Collected data:
::::
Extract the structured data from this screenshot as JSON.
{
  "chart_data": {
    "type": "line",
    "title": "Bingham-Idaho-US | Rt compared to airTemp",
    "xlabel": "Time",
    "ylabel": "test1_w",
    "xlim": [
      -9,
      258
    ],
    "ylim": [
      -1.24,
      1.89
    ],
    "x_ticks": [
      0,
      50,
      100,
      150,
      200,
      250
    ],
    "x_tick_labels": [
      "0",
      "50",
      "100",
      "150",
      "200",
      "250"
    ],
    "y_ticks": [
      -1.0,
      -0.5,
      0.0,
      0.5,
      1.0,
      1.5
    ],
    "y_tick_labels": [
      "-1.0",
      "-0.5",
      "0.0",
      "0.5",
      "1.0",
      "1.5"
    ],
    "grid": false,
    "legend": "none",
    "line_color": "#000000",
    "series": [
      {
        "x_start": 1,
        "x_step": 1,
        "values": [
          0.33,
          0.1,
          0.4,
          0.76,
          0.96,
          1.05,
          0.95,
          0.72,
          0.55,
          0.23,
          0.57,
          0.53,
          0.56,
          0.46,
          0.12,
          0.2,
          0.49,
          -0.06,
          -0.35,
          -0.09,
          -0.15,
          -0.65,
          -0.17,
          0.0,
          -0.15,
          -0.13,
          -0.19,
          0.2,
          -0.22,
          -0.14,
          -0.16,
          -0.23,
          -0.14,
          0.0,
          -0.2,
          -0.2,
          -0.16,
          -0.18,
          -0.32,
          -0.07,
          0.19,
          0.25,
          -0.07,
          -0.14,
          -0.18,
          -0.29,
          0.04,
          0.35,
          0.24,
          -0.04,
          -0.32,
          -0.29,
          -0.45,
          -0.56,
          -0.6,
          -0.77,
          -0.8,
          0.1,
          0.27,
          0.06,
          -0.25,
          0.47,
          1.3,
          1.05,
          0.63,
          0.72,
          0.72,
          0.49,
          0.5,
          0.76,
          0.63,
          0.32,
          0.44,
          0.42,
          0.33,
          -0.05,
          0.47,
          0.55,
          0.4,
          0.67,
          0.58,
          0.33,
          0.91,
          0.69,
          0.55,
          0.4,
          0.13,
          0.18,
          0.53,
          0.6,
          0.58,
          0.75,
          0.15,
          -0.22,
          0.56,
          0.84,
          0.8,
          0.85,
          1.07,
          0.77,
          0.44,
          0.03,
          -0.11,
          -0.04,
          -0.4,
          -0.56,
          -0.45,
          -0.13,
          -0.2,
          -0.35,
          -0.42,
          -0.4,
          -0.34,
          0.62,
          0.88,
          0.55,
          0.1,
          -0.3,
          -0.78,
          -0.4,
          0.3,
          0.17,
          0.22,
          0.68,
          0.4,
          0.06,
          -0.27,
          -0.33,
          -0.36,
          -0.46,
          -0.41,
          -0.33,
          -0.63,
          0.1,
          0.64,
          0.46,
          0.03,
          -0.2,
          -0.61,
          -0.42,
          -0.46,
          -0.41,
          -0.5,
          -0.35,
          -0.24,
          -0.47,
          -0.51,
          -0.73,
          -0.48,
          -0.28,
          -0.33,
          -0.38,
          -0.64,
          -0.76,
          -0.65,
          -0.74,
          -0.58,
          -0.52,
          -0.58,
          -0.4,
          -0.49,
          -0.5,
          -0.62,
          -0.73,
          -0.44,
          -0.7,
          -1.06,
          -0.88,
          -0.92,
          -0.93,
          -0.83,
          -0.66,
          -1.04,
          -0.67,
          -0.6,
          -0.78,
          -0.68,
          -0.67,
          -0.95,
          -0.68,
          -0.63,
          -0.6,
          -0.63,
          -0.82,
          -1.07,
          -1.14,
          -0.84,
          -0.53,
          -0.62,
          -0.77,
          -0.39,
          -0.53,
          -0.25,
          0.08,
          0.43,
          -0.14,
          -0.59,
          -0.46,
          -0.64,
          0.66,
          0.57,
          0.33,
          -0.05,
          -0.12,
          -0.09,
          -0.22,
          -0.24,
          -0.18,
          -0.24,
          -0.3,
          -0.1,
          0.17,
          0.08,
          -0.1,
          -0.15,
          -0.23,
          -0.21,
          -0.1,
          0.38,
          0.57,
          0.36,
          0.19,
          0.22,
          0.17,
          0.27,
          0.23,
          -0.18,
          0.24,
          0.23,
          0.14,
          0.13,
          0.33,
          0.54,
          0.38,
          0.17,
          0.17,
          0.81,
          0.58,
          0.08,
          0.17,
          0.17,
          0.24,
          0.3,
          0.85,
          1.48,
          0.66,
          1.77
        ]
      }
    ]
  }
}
::::
▶ _WHAT TO WORK ON_
Type out the entries again, word for word.

▶ _OUTPUT_
Extract the structured data from this screenshot as JSON.
{
  "chart_data": {
    "type": "line",
    "title": "Bingham-Idaho-US | Rt compared to airTemp",
    "xlabel": "Time",
    "ylabel": "test1_w",
    "xlim": [
      -9,
      258
    ],
    "ylim": [
      -1.24,
      1.89
    ],
    "x_ticks": [
      0,
      50,
      100,
      150,
      200,
      250
    ],
    "x_tick_labels": [
      "0",
      "50",
      "100",
      "150",
      "200",
      "250"
    ],
    "y_ticks": [
      -1.0,
      -0.5,
      0.0,
      0.5,
      1.0,
      1.5
    ],
    "y_tick_labels": [
      "-1.0",
      "-0.5",
      "0.0",
      "0.5",
      "1.0",
      "1.5"
    ],
    "grid": false,
    "legend": "none",
    "line_color": "#000000",
    "series": [
      {
        "x_start": 1,
        "x_step": 1,
        "values": [
          0.33,
          0.1,
          0.4,
          0.76,
          0.96,
          1.05,
          0.95,
          0.72,
          0.55,
          0.23,
          0.57,
          0.53,
          0.56,
          0.46,
          0.12,
          0.2,
          0.49,
          -0.06,
          -0.35,
          -0.09,
          -0.15,
          -0.65,
          -0.17,
          0.0,
          -0.15,
          -0.13,
          -0.19,
          0.2,
          -0.22,
          -0.14,
          -0.16,
          -0.23,
          -0.14,
          0.0,
          -0.2,
          -0.2,
          -0.16,
          -0.18,
          -0.32,
          -0.07,
          0.19,
          0.25,
          -0.07,
          -0.14,
          -0.18,
          -0.29,
          0.04,
          0.35,
          0.24,
          -0.04,
          -0.32,
          -0.29,
          -0.45,
          -0.56,
          -0.6,
          -0.77,
          -0.8,
          0.1,
          0.27,
          0.06,
          -0.25,
          0.47,
          1.3,
          1.05,
          0.63,
          0.72,
          0.72,
          0.49,
          0.5,
          0.76,
          0.63,
          0.32,
          0.44,
          0.42,
          0.33,
          -0.05,
          0.47,
          0.55,
          0.4,
          0.67,
          0.58,
          0.33,
          0.91,
          0.69,
          0.55,
          0.4,
          0.13,
          0.18,
          0.53,
          0.6,
          0.58,
          0.75,
          0.15,
          -0.22,
          0.56,
          0.84,
          0.8,
          0.85,
          1.07,
          0.77,
          0.44,
          0.03,
          -0.11,
          -0.04,
          -0.4,
          -0.56,
          -0.45,
          -0.13,
          -0.2,
          -0.35,
          -0.42,
          -0.4,
          -0.34,
          0.62,
          0.88,
          0.55,
          0.1,
          -0.3,
          -0.78,
          -0.4,
          0.3,
          0.17,
          0.22,
          0.68,
          0.4,
          0.06,
          -0.27,
          -0.33,
          -0.36,
          -0.46,
          -0.41,
          -0.33,
          -0.63,
          0.1,
          0.64,
          0.46,
          0.03,
          -0.2,
          -0.61,
          -0.42,
          -0.46,
          -0.41,
          -0.5,
          -0.35,
          -0.24,
          -0.47,
          -0.51,
          -0.73,
          -0.48,
          -0.28,
          -0.33,
          -0.38,
          -0.64,
          -0.76,
          -0.65,
          -0.74,
          -0.58,
          -0.52,
          -0.58,
          -0.4,
          -0.49,
          -0.5,
          -0.62,
          -0.73,
          -0.44,
          -0.7,
          -1.06,
          -0.88,
          -0.92,
          -0.93,
          -0.83,
          -0.66,
          -1.04,
          -0.67,
          -0.6,
          -0.78,
          -0.68,
          -0.67,
          -0.95,
          -0.68,
          -0.63,
          -0.6,
          -0.63,
          -0.82,
          -1.07,
          -1.14,
          -0.84,
          -0.53,
          -0.62,
          -0.77,
          -0.39,
          -0.53,
          -0.25,
          0.08,
          0.43,
          -0.14,
          -0.59,
          -0.46,
          -0.64,
          0.66,
          0.57,
          0.33,
          -0.05,
          -0.12,
          -0.09,
          -0.22,
          -0.24,
          -0.18,
          -0.24,
          -0.3,
          -0.1,
          0.17,
          0.08,
          -0.1,
          -0.15,
          -0.23,
          -0.21,
          -0.1,
          0.38,
          0.57,
          0.36,
          0.19,
          0.22,
          0.17,
          0.27,
          0.23,
          -0.18,
          0.24,
          0.23,
          0.14,
          0.13,
          0.33,
          0.54,
          0.38,
          0.17,
          0.17,
          0.81,
          0.58,
          0.08,
          0.17,
          0.17,
          0.24,
          0.3,
          0.85,
          1.48,
          0.66,
          1.77
        ]
      }
    ]
  }
}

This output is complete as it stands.